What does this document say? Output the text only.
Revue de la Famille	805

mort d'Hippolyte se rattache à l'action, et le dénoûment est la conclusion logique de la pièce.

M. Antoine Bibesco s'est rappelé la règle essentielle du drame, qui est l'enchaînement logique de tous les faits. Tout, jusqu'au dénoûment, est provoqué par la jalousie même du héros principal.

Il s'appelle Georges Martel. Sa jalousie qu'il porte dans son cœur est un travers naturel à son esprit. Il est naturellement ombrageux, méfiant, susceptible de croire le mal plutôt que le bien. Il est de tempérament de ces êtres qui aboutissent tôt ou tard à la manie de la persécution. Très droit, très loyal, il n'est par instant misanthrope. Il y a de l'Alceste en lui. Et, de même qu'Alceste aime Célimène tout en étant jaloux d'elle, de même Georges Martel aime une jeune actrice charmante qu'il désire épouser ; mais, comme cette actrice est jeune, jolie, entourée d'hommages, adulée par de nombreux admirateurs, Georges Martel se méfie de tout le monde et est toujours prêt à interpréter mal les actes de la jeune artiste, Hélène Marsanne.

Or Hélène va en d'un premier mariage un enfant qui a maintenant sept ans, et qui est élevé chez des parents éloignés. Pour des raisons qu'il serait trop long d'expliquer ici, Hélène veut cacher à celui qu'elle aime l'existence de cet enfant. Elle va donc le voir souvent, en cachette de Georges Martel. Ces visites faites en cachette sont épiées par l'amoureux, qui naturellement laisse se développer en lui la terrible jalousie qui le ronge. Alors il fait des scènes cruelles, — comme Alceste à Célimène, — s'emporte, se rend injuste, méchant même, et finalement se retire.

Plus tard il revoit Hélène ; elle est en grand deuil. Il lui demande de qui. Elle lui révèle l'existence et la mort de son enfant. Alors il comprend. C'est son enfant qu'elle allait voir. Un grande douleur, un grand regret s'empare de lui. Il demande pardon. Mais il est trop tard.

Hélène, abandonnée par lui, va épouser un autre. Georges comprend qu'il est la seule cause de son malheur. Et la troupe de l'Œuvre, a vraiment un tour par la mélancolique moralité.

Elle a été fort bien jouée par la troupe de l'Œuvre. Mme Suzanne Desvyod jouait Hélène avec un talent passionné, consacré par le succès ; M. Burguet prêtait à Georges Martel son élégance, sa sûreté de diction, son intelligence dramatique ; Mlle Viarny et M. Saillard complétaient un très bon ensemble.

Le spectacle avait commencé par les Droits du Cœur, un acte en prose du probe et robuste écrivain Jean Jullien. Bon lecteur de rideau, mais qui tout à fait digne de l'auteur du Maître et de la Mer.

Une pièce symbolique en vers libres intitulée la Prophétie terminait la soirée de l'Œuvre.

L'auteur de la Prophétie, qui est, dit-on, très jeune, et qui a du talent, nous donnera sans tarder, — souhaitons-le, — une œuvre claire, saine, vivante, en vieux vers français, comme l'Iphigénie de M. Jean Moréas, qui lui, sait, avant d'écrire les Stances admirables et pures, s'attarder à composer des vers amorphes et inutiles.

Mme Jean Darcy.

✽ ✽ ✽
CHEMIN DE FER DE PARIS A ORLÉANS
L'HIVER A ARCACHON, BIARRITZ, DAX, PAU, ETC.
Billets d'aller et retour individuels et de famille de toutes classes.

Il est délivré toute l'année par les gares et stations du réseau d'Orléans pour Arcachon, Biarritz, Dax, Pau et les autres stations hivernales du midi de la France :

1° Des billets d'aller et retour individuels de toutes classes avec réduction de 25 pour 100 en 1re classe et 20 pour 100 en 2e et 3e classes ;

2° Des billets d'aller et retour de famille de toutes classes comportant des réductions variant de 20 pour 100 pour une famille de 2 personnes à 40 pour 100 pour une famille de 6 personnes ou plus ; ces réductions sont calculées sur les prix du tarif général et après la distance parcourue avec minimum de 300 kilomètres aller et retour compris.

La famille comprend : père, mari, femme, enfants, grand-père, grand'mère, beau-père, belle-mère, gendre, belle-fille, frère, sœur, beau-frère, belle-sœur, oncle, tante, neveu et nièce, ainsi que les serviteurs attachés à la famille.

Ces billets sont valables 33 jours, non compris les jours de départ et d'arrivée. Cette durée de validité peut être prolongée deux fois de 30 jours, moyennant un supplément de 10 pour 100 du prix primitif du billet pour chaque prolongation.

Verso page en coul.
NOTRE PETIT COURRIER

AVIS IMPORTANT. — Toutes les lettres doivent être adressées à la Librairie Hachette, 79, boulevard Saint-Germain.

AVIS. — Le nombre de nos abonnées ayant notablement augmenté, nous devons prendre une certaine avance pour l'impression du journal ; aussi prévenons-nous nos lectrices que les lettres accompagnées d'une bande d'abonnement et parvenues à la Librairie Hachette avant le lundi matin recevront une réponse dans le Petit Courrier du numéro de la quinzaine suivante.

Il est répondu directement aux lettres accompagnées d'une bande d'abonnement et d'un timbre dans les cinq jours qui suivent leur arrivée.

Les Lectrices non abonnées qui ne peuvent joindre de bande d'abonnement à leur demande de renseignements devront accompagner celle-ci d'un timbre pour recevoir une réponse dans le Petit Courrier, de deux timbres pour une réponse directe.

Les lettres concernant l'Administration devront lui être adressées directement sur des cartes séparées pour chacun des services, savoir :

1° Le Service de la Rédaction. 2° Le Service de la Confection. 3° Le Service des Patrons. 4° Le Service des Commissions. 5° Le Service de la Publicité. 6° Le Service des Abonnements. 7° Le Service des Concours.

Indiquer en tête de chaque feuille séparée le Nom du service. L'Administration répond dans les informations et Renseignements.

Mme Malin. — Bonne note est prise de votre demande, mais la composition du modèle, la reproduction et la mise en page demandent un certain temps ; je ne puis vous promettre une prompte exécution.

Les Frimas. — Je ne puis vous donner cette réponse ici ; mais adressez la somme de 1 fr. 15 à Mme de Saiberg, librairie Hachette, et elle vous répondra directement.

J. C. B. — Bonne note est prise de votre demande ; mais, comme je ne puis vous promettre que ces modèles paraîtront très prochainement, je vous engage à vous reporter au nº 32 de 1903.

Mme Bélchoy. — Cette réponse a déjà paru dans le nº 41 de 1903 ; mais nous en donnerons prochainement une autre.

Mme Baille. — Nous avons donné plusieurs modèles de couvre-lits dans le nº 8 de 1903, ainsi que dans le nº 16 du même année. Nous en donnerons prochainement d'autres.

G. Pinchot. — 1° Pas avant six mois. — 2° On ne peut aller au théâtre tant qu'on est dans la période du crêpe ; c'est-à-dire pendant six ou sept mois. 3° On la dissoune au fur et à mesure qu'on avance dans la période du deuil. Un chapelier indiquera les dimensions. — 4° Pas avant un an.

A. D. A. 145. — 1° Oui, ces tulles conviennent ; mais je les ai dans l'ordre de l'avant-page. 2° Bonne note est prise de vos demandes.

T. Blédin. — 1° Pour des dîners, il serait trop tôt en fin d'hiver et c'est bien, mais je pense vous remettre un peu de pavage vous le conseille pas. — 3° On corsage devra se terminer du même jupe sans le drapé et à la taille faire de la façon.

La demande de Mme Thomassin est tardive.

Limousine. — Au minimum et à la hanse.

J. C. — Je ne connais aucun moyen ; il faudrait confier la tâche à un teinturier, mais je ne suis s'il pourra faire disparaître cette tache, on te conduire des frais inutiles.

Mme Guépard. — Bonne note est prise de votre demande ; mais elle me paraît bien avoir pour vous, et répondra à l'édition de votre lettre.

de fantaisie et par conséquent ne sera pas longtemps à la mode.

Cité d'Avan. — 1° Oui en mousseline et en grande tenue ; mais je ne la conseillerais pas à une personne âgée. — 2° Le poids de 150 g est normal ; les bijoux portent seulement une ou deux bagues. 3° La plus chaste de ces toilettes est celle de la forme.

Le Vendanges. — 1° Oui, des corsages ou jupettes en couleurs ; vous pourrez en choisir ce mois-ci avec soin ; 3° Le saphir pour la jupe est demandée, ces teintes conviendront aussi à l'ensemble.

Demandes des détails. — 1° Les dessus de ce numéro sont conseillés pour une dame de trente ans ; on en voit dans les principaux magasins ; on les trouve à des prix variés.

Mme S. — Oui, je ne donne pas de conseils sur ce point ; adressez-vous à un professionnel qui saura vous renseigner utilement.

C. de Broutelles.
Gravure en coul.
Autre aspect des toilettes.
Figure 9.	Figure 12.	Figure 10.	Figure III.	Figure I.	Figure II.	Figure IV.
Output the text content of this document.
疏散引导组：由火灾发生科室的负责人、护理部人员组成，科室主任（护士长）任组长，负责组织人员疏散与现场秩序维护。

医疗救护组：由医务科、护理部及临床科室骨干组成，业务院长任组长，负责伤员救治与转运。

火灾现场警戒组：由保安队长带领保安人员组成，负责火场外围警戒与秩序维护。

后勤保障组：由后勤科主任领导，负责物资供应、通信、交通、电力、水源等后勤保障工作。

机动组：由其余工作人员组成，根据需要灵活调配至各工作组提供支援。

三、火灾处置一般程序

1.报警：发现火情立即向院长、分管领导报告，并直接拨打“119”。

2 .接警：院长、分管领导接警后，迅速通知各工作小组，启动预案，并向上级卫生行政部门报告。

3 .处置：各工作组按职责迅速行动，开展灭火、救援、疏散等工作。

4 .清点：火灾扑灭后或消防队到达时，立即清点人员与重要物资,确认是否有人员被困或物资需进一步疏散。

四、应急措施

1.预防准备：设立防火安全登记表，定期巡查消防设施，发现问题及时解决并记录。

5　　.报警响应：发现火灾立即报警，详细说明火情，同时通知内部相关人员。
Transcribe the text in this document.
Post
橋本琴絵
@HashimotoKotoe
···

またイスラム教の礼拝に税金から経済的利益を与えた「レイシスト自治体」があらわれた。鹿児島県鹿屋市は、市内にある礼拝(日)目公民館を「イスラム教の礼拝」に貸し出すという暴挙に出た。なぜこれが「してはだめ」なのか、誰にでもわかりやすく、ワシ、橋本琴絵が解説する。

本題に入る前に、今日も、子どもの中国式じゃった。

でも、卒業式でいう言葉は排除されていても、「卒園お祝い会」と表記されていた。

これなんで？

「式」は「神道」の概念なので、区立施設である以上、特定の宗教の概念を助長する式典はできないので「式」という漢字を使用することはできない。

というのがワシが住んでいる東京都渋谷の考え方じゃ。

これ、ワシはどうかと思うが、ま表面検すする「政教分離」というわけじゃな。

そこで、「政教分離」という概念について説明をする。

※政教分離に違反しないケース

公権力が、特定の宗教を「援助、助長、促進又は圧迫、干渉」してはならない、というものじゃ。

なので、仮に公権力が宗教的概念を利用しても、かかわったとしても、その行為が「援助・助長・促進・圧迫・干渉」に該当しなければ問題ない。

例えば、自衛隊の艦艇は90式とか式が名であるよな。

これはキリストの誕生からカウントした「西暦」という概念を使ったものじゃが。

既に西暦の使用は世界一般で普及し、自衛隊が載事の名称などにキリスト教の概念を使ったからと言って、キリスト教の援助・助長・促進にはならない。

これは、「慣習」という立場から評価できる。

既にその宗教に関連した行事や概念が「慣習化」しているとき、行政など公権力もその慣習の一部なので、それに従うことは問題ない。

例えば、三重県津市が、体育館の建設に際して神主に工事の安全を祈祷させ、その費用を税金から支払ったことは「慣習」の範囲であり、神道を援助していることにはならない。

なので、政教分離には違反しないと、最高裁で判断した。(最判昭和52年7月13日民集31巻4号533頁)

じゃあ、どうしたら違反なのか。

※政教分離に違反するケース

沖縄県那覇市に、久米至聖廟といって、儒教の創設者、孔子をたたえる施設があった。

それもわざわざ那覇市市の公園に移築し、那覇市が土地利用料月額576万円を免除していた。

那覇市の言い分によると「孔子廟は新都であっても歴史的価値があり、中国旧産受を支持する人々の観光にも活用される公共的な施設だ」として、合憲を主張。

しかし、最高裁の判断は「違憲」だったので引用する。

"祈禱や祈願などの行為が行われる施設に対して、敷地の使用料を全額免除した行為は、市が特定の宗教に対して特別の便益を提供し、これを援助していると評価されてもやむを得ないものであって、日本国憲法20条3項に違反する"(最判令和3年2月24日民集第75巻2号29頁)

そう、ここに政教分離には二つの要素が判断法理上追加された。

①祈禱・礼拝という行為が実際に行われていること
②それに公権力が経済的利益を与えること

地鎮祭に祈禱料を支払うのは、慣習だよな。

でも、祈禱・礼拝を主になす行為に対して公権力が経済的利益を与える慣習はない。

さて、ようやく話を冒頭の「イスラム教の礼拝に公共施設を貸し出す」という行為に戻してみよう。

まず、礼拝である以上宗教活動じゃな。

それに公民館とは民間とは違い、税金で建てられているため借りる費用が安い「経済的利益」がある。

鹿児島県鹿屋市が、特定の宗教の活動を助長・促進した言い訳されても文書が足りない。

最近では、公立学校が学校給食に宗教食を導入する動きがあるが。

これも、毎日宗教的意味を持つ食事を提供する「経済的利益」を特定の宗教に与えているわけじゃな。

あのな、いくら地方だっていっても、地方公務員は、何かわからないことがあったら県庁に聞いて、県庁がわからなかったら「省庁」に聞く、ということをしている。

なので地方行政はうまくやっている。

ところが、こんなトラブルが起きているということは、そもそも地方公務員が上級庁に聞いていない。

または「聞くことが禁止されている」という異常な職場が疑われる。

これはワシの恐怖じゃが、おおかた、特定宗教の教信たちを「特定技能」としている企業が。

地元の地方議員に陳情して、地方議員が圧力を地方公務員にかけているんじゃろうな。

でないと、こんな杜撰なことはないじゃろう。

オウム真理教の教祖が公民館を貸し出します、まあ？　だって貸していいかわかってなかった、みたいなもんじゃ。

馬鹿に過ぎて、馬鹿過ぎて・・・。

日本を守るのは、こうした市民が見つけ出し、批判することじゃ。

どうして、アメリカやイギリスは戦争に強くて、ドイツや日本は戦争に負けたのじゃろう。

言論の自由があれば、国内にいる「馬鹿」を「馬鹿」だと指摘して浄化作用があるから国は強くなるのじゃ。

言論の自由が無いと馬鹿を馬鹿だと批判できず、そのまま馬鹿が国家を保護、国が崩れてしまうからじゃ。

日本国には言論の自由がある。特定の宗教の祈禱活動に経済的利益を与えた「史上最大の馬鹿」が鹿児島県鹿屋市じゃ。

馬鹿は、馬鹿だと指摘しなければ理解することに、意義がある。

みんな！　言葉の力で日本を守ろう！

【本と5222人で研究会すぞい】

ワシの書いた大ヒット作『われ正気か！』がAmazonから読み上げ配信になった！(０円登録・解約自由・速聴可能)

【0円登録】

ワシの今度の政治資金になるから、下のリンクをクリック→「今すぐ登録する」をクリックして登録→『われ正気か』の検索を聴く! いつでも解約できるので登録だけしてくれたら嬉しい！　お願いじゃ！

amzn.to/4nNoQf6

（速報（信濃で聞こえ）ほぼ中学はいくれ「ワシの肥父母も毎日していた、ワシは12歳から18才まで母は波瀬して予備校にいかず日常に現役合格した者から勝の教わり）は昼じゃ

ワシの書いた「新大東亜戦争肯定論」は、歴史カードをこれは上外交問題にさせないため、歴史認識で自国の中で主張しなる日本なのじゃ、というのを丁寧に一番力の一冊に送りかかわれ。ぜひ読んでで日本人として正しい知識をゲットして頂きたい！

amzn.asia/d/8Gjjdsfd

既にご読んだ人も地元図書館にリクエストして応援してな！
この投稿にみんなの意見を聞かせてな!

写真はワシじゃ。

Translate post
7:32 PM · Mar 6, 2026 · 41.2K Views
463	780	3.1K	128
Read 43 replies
^^^^^^^^^^^^^^^^
- **Set task**
Only the number is required: the count of lines containing the word "mort".

- **Task result**
2